# AIM OF THE EXERCISE
Below are some records; repeat them all exactly, minus the pictures.

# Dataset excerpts
# # # #
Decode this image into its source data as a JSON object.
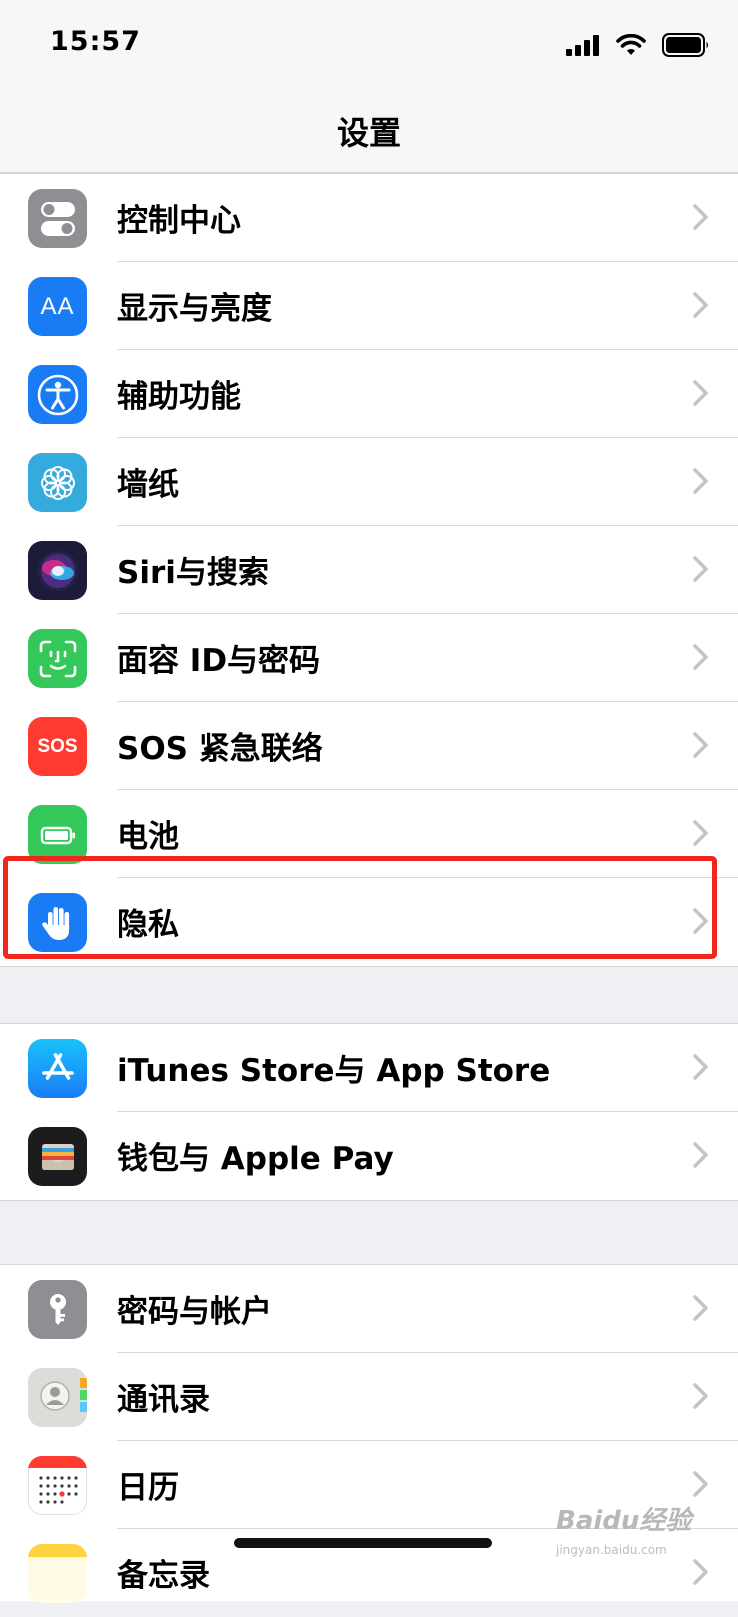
{
  "status_bar": {
    "time": "15:57"
  },
  "nav": {
    "title": "设置"
  },
  "groups": [
    {
      "items": [
        {
          "label": "控制中心",
          "icon": "control-center-icon",
          "color": "#8e8e93"
        },
        {
          "label": "显示与亮度",
          "icon": "display-brightness-icon",
          "color": "#1a7cf5"
        },
        {
          "label": "辅助功能",
          "icon": "accessibility-icon",
          "color": "#1a7cf5"
        },
        {
          "label": "墙纸",
          "icon": "wallpaper-icon",
          "color": "#35aadc"
        },
        {
          "label": "Siri与搜索",
          "icon": "siri-icon",
          "color": "#1c1c3a"
        },
        {
          "label": "面容 ID与密码",
          "icon": "face-id-icon",
          "color": "#34c759"
        },
        {
          "label": "SOS 紧急联络",
          "icon": "sos-icon",
          "color": "#ff3b30"
        },
        {
          "label": "电池",
          "icon": "battery-icon",
          "color": "#34c759"
        },
        {
          "label": "隐私",
          "icon": "privacy-hand-icon",
          "color": "#1a7cf5"
        }
      ]
    },
    {
      "items": [
        {
          "label": "iTunes Store与 App Store",
          "icon": "app-store-icon",
          "color": "#1a8cf5"
        },
        {
          "label": "钱包与 Apple Pay",
          "icon": "wallet-icon",
          "color": "#1c1c1e"
        }
      ]
    },
    {
      "items": [
        {
          "label": "密码与帐户",
          "icon": "passwords-key-icon",
          "color": "#8e8e93"
        },
        {
          "label": "通讯录",
          "icon": "contacts-icon",
          "color": "#d8d8d8"
        },
        {
          "label": "日历",
          "icon": "calendar-icon",
          "color": "#ffffff"
        },
        {
          "label": "备忘录",
          "icon": "notes-icon",
          "color": "#ffcc00"
        }
      ]
    }
  ],
  "icon_text": {
    "display": "AA",
    "sos": "SOS"
  },
  "watermark": {
    "logo": "Baidu经验",
    "url": "jingyan.baidu.com"
  },
  "colors": {
    "highlight": "#f0261c",
    "background": "#efeff4",
    "separator": "#d9d9dc",
    "chevron": "#c4c4c7"
  }
}
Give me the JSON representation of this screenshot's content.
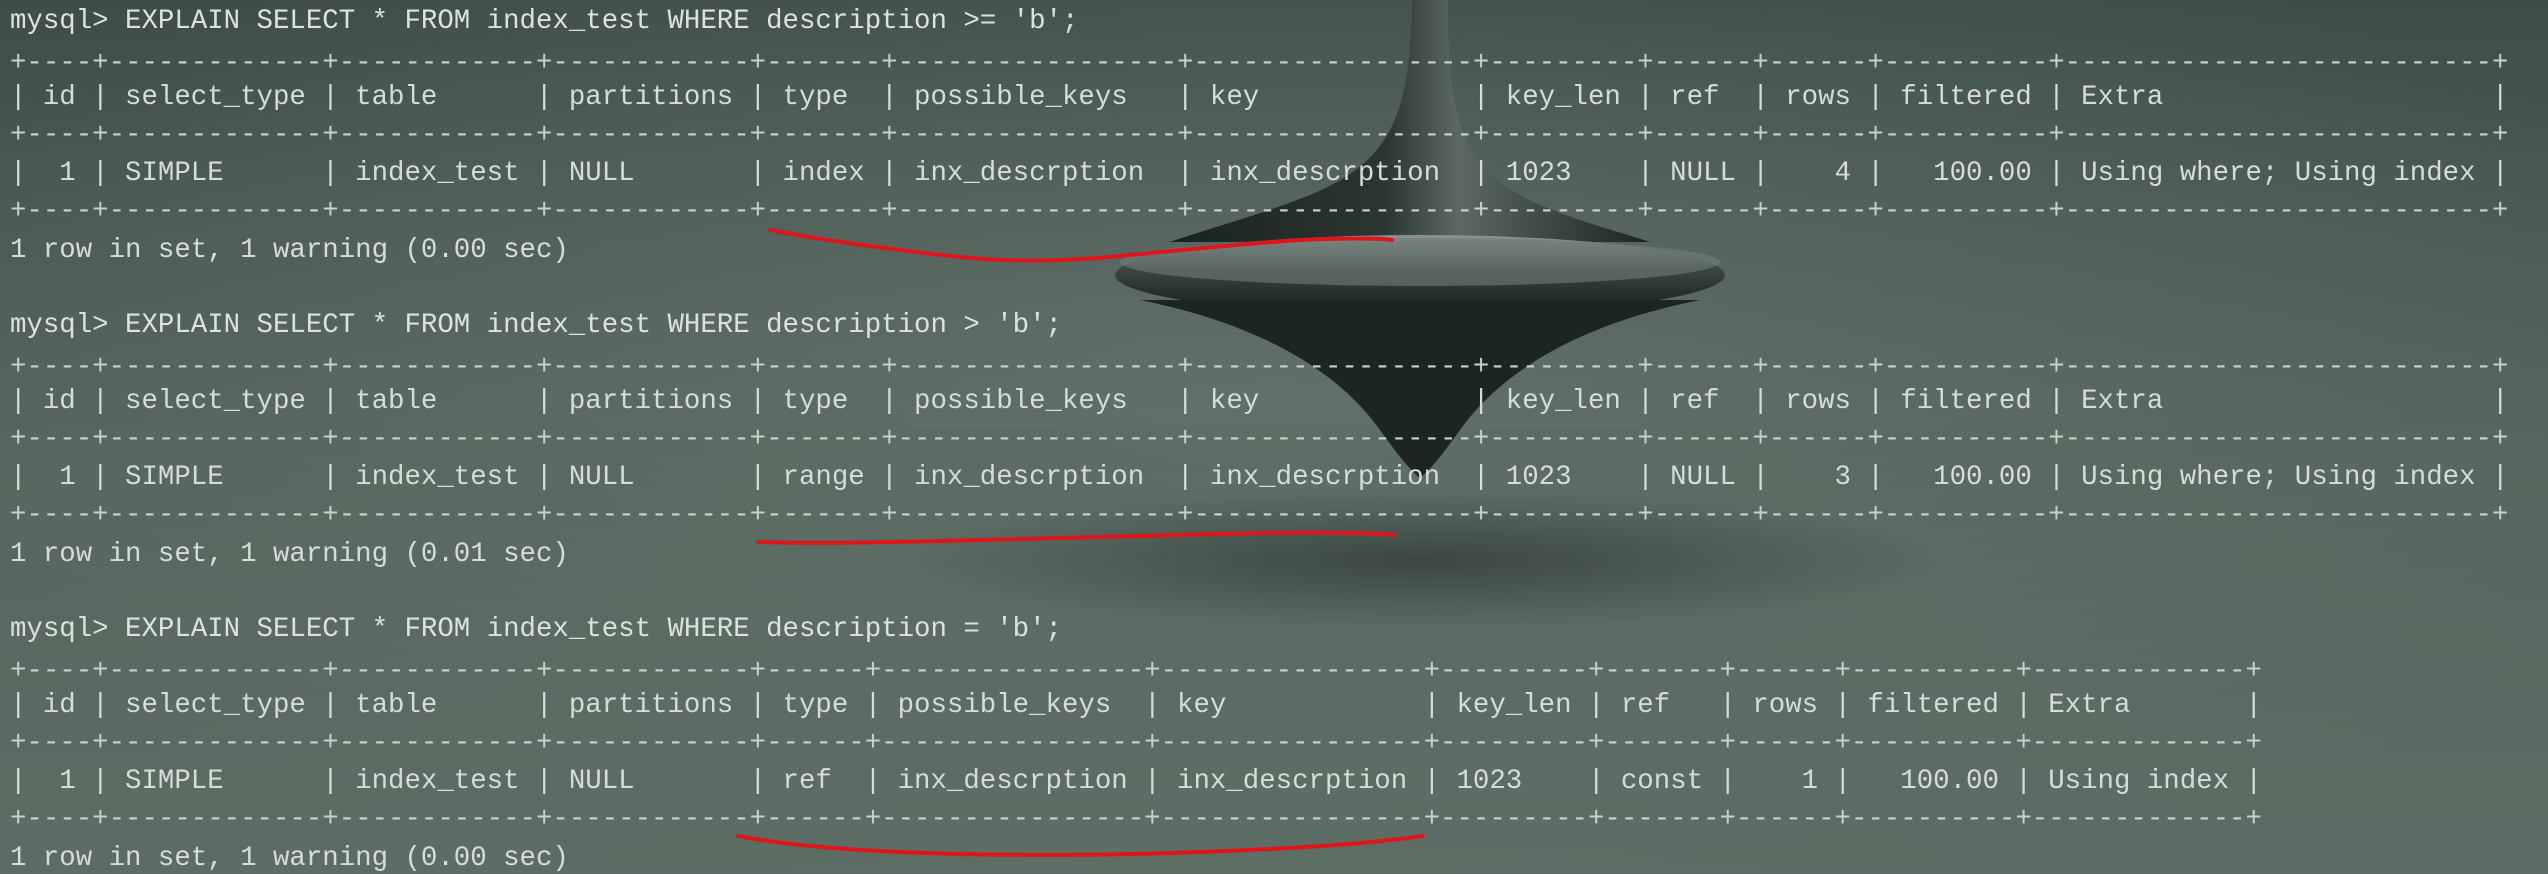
{
  "terminal": {
    "lines": [
      "mysql> EXPLAIN SELECT * FROM index_test WHERE description >= 'b';",
      "+----+-------------+------------+------------+-------+-----------------+-----------------+---------+------+------+----------+--------------------------+",
      "| id | select_type | table      | partitions | type  | possible_keys   | key             | key_len | ref  | rows | filtered | Extra                    |",
      "+----+-------------+------------+------------+-------+-----------------+-----------------+---------+------+------+----------+--------------------------+",
      "|  1 | SIMPLE      | index_test | NULL       | index | inx_descrption  | inx_descrption  | 1023    | NULL |    4 |   100.00 | Using where; Using index |",
      "+----+-------------+------------+------------+-------+-----------------+-----------------+---------+------+------+----------+--------------------------+",
      "1 row in set, 1 warning (0.00 sec)",
      "",
      "mysql> EXPLAIN SELECT * FROM index_test WHERE description > 'b';",
      "+----+-------------+------------+------------+-------+-----------------+-----------------+---------+------+------+----------+--------------------------+",
      "| id | select_type | table      | partitions | type  | possible_keys   | key             | key_len | ref  | rows | filtered | Extra                    |",
      "+----+-------------+------------+------------+-------+-----------------+-----------------+---------+------+------+----------+--------------------------+",
      "|  1 | SIMPLE      | index_test | NULL       | range | inx_descrption  | inx_descrption  | 1023    | NULL |    3 |   100.00 | Using where; Using index |",
      "+----+-------------+------------+------------+-------+-----------------+-----------------+---------+------+------+----------+--------------------------+",
      "1 row in set, 1 warning (0.01 sec)",
      "",
      "mysql> EXPLAIN SELECT * FROM index_test WHERE description = 'b';",
      "+----+-------------+------------+------------+------+----------------+----------------+---------+-------+------+----------+-------------+",
      "| id | select_type | table      | partitions | type | possible_keys  | key            | key_len | ref   | rows | filtered | Extra       |",
      "+----+-------------+------------+------------+------+----------------+----------------+---------+-------+------+----------+-------------+",
      "|  1 | SIMPLE      | index_test | NULL       | ref  | inx_descrption | inx_descrption | 1023    | const |    1 |   100.00 | Using index |",
      "+----+-------------+------------+------------+------+----------------+----------------+---------+-------+------+----------+-------------+",
      "1 row in set, 1 warning (0.00 sec)"
    ]
  },
  "colors": {
    "terminal_text": "#d6dcd8",
    "background": "#4f5f58",
    "annotation_red": "#e0151a"
  }
}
# # # #
# RESPONSE FOR THIS EXERCISE
Decode this image into its source data as a JSON object.
{
  "status_bar": {
    "time": "15:57"
  },
  "nav": {
    "title": "设置"
  },
  "groups": [
    {
      "items": [
        {
          "label": "控制中心",
          "icon": "control-center-icon",
          "color": "#8e8e93"
        },
        {
          "label": "显示与亮度",
          "icon": "display-brightness-icon",
          "color": "#1a7cf5"
        },
        {
          "label": "辅助功能",
          "icon": "accessibility-icon",
          "color": "#1a7cf5"
        },
        {
          "label": "墙纸",
          "icon": "wallpaper-icon",
          "color": "#35aadc"
        },
        {
          "label": "Siri与搜索",
          "icon": "siri-icon",
          "color": "#1c1c3a"
        },
        {
          "label": "面容 ID与密码",
          "icon": "face-id-icon",
          "color": "#34c759"
        },
        {
          "label": "SOS 紧急联络",
          "icon": "sos-icon",
          "color": "#ff3b30"
        },
        {
          "label": "电池",
          "icon": "battery-icon",
          "color": "#34c759"
        },
        {
          "label": "隐私",
          "icon": "privacy-hand-icon",
          "color": "#1a7cf5"
        }
      ]
    },
    {
      "items": [
        {
          "label": "iTunes Store与 App Store",
          "icon": "app-store-icon",
          "color": "#1a8cf5"
        },
        {
          "label": "钱包与 Apple Pay",
          "icon": "wallet-icon",
          "color": "#1c1c1e"
        }
      ]
    },
    {
      "items": [
        {
          "label": "密码与帐户",
          "icon": "passwords-key-icon",
          "color": "#8e8e93"
        },
        {
          "label": "通讯录",
          "icon": "contacts-icon",
          "color": "#d8d8d8"
        },
        {
          "label": "日历",
          "icon": "calendar-icon",
          "color": "#ffffff"
        },
        {
          "label": "备忘录",
          "icon": "notes-icon",
          "color": "#ffcc00"
        }
      ]
    }
  ],
  "icon_text": {
    "display": "AA",
    "sos": "SOS"
  },
  "watermark": {
    "logo": "Baidu经验",
    "url": "jingyan.baidu.com"
  },
  "colors": {
    "highlight": "#f0261c",
    "background": "#efeff4",
    "separator": "#d9d9dc",
    "chevron": "#c4c4c7"
  }
}
Give me the JSON representation of this screenshot's content.
{
  "terminal": {
    "lines": [
      "mysql> EXPLAIN SELECT * FROM index_test WHERE description >= 'b';",
      "+----+-------------+------------+------------+-------+-----------------+-----------------+---------+------+------+----------+--------------------------+",
      "| id | select_type | table      | partitions | type  | possible_keys   | key             | key_len | ref  | rows | filtered | Extra                    |",
      "+----+-------------+------------+------------+-------+-----------------+-----------------+---------+------+------+----------+--------------------------+",
      "|  1 | SIMPLE      | index_test | NULL       | index | inx_descrption  | inx_descrption  | 1023    | NULL |    4 |   100.00 | Using where; Using index |",
      "+----+-------------+------------+------------+-------+-----------------+-----------------+---------+------+------+----------+--------------------------+",
      "1 row in set, 1 warning (0.00 sec)",
      "",
      "mysql> EXPLAIN SELECT * FROM index_test WHERE description > 'b';",
      "+----+-------------+------------+------------+-------+-----------------+-----------------+---------+------+------+----------+--------------------------+",
      "| id | select_type | table      | partitions | type  | possible_keys   | key             | key_len | ref  | rows | filtered | Extra                    |",
      "+----+-------------+------------+------------+-------+-----------------+-----------------+---------+------+------+----------+--------------------------+",
      "|  1 | SIMPLE      | index_test | NULL       | range | inx_descrption  | inx_descrption  | 1023    | NULL |    3 |   100.00 | Using where; Using index |",
      "+----+-------------+------------+------------+-------+-----------------+-----------------+---------+------+------+----------+--------------------------+",
      "1 row in set, 1 warning (0.01 sec)",
      "",
      "mysql> EXPLAIN SELECT * FROM index_test WHERE description = 'b';",
      "+----+-------------+------------+------------+------+----------------+----------------+---------+-------+------+----------+-------------+",
      "| id | select_type | table      | partitions | type | possible_keys  | key            | key_len | ref   | rows | filtered | Extra       |",
      "+----+-------------+------------+------------+------+----------------+----------------+---------+-------+------+----------+-------------+",
      "|  1 | SIMPLE      | index_test | NULL       | ref  | inx_descrption | inx_descrption | 1023    | const |    1 |   100.00 | Using index |",
      "+----+-------------+------------+------------+------+----------------+----------------+---------+-------+------+----------+-------------+",
      "1 row in set, 1 warning (0.00 sec)"
    ]
  },
  "colors": {
    "terminal_text": "#d6dcd8",
    "background": "#4f5f58",
    "annotation_red": "#e0151a"
  }
}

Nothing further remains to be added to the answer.